• [Objective]: Write out each line beneath this one exactly as it reads.
________________
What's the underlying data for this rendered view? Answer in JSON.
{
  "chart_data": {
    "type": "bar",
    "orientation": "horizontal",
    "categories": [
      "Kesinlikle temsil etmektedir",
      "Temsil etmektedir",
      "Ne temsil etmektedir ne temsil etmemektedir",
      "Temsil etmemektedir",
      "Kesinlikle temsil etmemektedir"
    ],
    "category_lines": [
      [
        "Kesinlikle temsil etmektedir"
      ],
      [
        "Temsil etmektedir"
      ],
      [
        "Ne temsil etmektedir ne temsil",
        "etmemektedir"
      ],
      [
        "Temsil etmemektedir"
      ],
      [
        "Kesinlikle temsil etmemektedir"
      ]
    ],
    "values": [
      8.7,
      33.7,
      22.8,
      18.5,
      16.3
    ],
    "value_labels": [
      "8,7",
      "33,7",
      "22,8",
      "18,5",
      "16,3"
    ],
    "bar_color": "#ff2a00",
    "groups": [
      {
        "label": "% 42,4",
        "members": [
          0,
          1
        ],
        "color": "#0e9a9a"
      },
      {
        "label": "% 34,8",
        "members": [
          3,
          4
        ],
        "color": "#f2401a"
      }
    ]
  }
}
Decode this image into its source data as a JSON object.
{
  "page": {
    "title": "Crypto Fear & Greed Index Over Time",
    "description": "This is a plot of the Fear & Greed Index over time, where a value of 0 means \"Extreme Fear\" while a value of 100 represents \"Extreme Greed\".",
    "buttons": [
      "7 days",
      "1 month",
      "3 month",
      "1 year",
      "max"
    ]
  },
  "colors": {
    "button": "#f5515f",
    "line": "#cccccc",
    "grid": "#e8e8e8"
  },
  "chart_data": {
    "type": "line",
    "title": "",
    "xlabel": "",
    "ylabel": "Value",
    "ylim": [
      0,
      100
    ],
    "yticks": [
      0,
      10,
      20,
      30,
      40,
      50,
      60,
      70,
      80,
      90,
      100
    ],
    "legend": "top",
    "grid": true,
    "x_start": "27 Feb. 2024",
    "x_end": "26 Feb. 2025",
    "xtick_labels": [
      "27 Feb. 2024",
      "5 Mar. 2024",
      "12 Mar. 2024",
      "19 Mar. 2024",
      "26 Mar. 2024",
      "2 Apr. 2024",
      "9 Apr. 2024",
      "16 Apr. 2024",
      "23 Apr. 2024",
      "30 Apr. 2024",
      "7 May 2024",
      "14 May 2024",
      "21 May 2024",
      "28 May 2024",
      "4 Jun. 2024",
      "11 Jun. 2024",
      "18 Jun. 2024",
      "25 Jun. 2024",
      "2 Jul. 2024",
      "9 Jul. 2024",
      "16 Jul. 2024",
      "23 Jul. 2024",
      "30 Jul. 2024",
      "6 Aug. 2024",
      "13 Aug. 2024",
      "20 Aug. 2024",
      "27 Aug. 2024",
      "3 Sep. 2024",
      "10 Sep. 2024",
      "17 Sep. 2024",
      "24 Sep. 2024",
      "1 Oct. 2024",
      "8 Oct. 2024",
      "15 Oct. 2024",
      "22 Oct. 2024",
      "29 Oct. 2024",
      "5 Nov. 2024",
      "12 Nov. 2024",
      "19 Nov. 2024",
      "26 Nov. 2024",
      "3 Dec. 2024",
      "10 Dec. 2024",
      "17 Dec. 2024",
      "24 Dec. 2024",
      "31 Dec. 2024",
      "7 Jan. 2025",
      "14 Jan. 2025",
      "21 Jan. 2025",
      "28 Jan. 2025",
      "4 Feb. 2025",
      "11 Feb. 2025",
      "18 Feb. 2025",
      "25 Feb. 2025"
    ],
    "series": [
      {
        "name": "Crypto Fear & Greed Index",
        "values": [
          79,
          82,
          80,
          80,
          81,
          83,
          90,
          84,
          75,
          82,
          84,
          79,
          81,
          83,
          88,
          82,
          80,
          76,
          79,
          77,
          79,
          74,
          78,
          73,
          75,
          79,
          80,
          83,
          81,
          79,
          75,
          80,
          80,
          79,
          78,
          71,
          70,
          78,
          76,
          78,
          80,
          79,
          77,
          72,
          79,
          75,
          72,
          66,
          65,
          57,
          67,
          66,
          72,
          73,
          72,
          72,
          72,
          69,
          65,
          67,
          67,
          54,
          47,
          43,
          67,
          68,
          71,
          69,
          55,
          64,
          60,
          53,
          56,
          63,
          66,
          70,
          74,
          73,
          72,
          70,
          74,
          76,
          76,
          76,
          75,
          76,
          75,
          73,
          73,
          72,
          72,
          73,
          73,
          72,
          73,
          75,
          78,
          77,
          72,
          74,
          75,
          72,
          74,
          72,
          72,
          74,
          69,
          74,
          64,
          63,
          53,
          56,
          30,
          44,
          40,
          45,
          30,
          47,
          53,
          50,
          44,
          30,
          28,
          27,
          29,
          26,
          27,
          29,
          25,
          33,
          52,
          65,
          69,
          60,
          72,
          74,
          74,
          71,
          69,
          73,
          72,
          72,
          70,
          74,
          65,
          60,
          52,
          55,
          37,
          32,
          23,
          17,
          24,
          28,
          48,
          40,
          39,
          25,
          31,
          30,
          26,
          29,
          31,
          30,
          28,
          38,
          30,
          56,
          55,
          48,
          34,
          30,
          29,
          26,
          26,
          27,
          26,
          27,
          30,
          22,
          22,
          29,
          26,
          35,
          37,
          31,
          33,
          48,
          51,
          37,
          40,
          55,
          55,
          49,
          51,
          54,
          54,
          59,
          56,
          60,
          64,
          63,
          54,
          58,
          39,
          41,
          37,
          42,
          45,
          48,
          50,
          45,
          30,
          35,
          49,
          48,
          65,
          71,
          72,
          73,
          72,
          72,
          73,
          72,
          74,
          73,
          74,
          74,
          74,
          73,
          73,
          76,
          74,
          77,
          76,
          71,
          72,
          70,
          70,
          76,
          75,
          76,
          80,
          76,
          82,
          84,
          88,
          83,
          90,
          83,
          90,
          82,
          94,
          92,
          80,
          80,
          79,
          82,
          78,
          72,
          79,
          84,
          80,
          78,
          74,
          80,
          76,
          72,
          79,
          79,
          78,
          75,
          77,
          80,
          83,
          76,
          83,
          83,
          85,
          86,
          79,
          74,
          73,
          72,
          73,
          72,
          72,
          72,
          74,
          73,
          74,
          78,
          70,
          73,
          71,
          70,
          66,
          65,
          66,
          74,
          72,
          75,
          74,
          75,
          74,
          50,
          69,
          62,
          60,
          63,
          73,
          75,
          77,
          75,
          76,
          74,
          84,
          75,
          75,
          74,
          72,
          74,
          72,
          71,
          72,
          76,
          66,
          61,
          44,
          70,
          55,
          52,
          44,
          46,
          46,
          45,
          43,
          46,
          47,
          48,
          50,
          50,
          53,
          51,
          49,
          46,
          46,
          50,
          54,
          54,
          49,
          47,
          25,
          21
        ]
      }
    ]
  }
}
________________
• [Exercise result]:
What's the underlying data for this rendered view? Answer in JSON.
{
  "chart_data": {
    "type": "bar",
    "orientation": "horizontal",
    "categories": [
      "Kesinlikle temsil etmektedir",
      "Temsil etmektedir",
      "Ne temsil etmektedir ne temsil etmemektedir",
      "Temsil etmemektedir",
      "Kesinlikle temsil etmemektedir"
    ],
    "category_lines": [
      [
        "Kesinlikle temsil etmektedir"
      ],
      [
        "Temsil etmektedir"
      ],
      [
        "Ne temsil etmektedir ne temsil",
        "etmemektedir"
      ],
      [
        "Temsil etmemektedir"
      ],
      [
        "Kesinlikle temsil etmemektedir"
      ]
    ],
    "values": [
      8.7,
      33.7,
      22.8,
      18.5,
      16.3
    ],
    "value_labels": [
      "8,7",
      "33,7",
      "22,8",
      "18,5",
      "16,3"
    ],
    "bar_color": "#ff2a00",
    "groups": [
      {
        "label": "% 42,4",
        "members": [
          0,
          1
        ],
        "color": "#0e9a9a"
      },
      {
        "label": "% 34,8",
        "members": [
          3,
          4
        ],
        "color": "#f2401a"
      }
    ]
  }
}
Decode this image into its source data as a JSON object.
{
  "page": {
    "title": "Crypto Fear & Greed Index Over Time",
    "description": "This is a plot of the Fear & Greed Index over time, where a value of 0 means \"Extreme Fear\" while a value of 100 represents \"Extreme Greed\".",
    "buttons": [
      "7 days",
      "1 month",
      "3 month",
      "1 year",
      "max"
    ]
  },
  "colors": {
    "button": "#f5515f",
    "line": "#cccccc",
    "grid": "#e8e8e8"
  },
  "chart_data": {
    "type": "line",
    "title": "",
    "xlabel": "",
    "ylabel": "Value",
    "ylim": [
      0,
      100
    ],
    "yticks": [
      0,
      10,
      20,
      30,
      40,
      50,
      60,
      70,
      80,
      90,
      100
    ],
    "legend": "top",
    "grid": true,
    "x_start": "27 Feb. 2024",
    "x_end": "26 Feb. 2025",
    "xtick_labels": [
      "27 Feb. 2024",
      "5 Mar. 2024",
      "12 Mar. 2024",
      "19 Mar. 2024",
      "26 Mar. 2024",
      "2 Apr. 2024",
      "9 Apr. 2024",
      "16 Apr. 2024",
      "23 Apr. 2024",
      "30 Apr. 2024",
      "7 May 2024",
      "14 May 2024",
      "21 May 2024",
      "28 May 2024",
      "4 Jun. 2024",
      "11 Jun. 2024",
      "18 Jun. 2024",
      "25 Jun. 2024",
      "2 Jul. 2024",
      "9 Jul. 2024",
      "16 Jul. 2024",
      "23 Jul. 2024",
      "30 Jul. 2024",
      "6 Aug. 2024",
      "13 Aug. 2024",
      "20 Aug. 2024",
      "27 Aug. 2024",
      "3 Sep. 2024",
      "10 Sep. 2024",
      "17 Sep. 2024",
      "24 Sep. 2024",
      "1 Oct. 2024",
      "8 Oct. 2024",
      "15 Oct. 2024",
      "22 Oct. 2024",
      "29 Oct. 2024",
      "5 Nov. 2024",
      "12 Nov. 2024",
      "19 Nov. 2024",
      "26 Nov. 2024",
      "3 Dec. 2024",
      "10 Dec. 2024",
      "17 Dec. 2024",
      "24 Dec. 2024",
      "31 Dec. 2024",
      "7 Jan. 2025",
      "14 Jan. 2025",
      "21 Jan. 2025",
      "28 Jan. 2025",
      "4 Feb. 2025",
      "11 Feb. 2025",
      "18 Feb. 2025",
      "25 Feb. 2025"
    ],
    "series": [
      {
        "name": "Crypto Fear & Greed Index",
        "values": [
          79,
          82,
          80,
          80,
          81,
          83,
          90,
          84,
          75,
          82,
          84,
          79,
          81,
          83,
          88,
          82,
          80,
          76,
          79,
          77,
          79,
          74,
          78,
          73,
          75,
          79,
          80,
          83,
          81,
          79,
          75,
          80,
          80,
          79,
          78,
          71,
          70,
          78,
          76,
          78,
          80,
          79,
          77,
          72,
          79,
          75,
          72,
          66,
          65,
          57,
          67,
          66,
          72,
          73,
          72,
          72,
          72,
          69,
          65,
          67,
          67,
          54,
          47,
          43,
          67,
          68,
          71,
          69,
          55,
          64,
          60,
          53,
          56,
          63,
          66,
          70,
          74,
          73,
          72,
          70,
          74,
          76,
          76,
          76,
          75,
          76,
          75,
          73,
          73,
          72,
          72,
          73,
          73,
          72,
          73,
          75,
          78,
          77,
          72,
          74,
          75,
          72,
          74,
          72,
          72,
          74,
          69,
          74,
          64,
          63,
          53,
          56,
          30,
          44,
          40,
          45,
          30,
          47,
          53,
          50,
          44,
          30,
          28,
          27,
          29,
          26,
          27,
          29,
          25,
          33,
          52,
          65,
          69,
          60,
          72,
          74,
          74,
          71,
          69,
          73,
          72,
          72,
          70,
          74,
          65,
          60,
          52,
          55,
          37,
          32,
          23,
          17,
          24,
          28,
          48,
          40,
          39,
          25,
          31,
          30,
          26,
          29,
          31,
          30,
          28,
          38,
          30,
          56,
          55,
          48,
          34,
          30,
          29,
          26,
          26,
          27,
          26,
          27,
          30,
          22,
          22,
          29,
          26,
          35,
          37,
          31,
          33,
          48,
          51,
          37,
          40,
          55,
          55,
          49,
          51,
          54,
          54,
          59,
          56,
          60,
          64,
          63,
          54,
          58,
          39,
          41,
          37,
          42,
          45,
          48,
          50,
          45,
          30,
          35,
          49,
          48,
          65,
          71,
          72,
          73,
          72,
          72,
          73,
          72,
          74,
          73,
          74,
          74,
          74,
          73,
          73,
          76,
          74,
          77,
          76,
          71,
          72,
          70,
          70,
          76,
          75,
          76,
          80,
          76,
          82,
          84,
          88,
          83,
          90,
          83,
          90,
          82,
          94,
          92,
          80,
          80,
          79,
          82,
          78,
          72,
          79,
          84,
          80,
          78,
          74,
          80,
          76,
          72,
          79,
          79,
          78,
          75,
          77,
          80,
          83,
          76,
          83,
          83,
          85,
          86,
          79,
          74,
          73,
          72,
          73,
          72,
          72,
          72,
          74,
          73,
          74,
          78,
          70,
          73,
          71,
          70,
          66,
          65,
          66,
          74,
          72,
          75,
          74,
          75,
          74,
          50,
          69,
          62,
          60,
          63,
          73,
          75,
          77,
          75,
          76,
          74,
          84,
          75,
          75,
          74,
          72,
          74,
          72,
          71,
          72,
          76,
          66,
          61,
          44,
          70,
          55,
          52,
          44,
          46,
          46,
          45,
          43,
          46,
          47,
          48,
          50,
          50,
          53,
          51,
          49,
          46,
          46,
          50,
          54,
          54,
          49,
          47,
          25,
          21
        ]
      }
    ]
  }
}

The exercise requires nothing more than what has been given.